Written task: All entries are to be given again verbatim.

(Saved data entries)
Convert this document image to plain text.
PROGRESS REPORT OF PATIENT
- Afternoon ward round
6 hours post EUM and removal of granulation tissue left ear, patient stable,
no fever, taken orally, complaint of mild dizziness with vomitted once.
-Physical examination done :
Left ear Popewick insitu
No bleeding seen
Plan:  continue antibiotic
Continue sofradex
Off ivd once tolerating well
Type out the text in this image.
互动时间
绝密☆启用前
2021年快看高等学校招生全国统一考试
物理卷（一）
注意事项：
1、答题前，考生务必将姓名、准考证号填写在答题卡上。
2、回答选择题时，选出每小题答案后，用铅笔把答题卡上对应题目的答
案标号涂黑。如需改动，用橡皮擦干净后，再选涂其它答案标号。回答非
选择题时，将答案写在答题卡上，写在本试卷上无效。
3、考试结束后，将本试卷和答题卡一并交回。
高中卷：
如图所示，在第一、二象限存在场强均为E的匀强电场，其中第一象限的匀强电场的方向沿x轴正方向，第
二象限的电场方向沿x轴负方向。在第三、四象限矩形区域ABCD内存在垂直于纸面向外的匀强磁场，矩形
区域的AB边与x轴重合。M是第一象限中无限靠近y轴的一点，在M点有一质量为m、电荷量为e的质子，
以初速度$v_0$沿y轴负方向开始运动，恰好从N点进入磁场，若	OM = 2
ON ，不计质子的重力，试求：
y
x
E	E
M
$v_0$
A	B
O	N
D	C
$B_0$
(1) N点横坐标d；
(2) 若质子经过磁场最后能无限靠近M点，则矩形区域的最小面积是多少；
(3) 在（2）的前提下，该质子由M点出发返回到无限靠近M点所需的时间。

Output of the exercise:
Convert this document image to plain text.
PROGRESS REPORT OF PATIENT
- Afternoon ward round
6 hours post EUM and removal of granulation tissue left ear, patient stable,
no fever, taken orally, complaint of mild dizziness with vomitted once.
-Physical examination done :
Left ear Popewick insitu
No bleeding seen
Plan:  continue antibiotic
Continue sofradex
Off ivd once tolerating well
Type out the text in this image.
互动时间
绝密☆启用前
2021年快看高等学校招生全国统一考试
物理卷（一）
注意事项：
1、答题前，考生务必将姓名、准考证号填写在答题卡上。
2、回答选择题时，选出每小题答案后，用铅笔把答题卡上对应题目的答
案标号涂黑。如需改动，用橡皮擦干净后，再选涂其它答案标号。回答非
选择题时，将答案写在答题卡上，写在本试卷上无效。
3、考试结束后，将本试卷和答题卡一并交回。
高中卷：
如图所示，在第一、二象限存在场强均为E的匀强电场，其中第一象限的匀强电场的方向沿x轴正方向，第
二象限的电场方向沿x轴负方向。在第三、四象限矩形区域ABCD内存在垂直于纸面向外的匀强磁场，矩形
区域的AB边与x轴重合。M是第一象限中无限靠近y轴的一点，在M点有一质量为m、电荷量为e的质子，
以初速度$v_0$沿y轴负方向开始运动，恰好从N点进入磁场，若	OM = 2
ON ，不计质子的重力，试求：
y
x
E	E
M
$v_0$
A	B
O	N
D	C
$B_0$
(1) N点横坐标d；
(2) 若质子经过磁场最后能无限靠近M点，则矩形区域的最小面积是多少；
(3) 在（2）的前提下，该质子由M点出发返回到无限靠近M点所需的时间。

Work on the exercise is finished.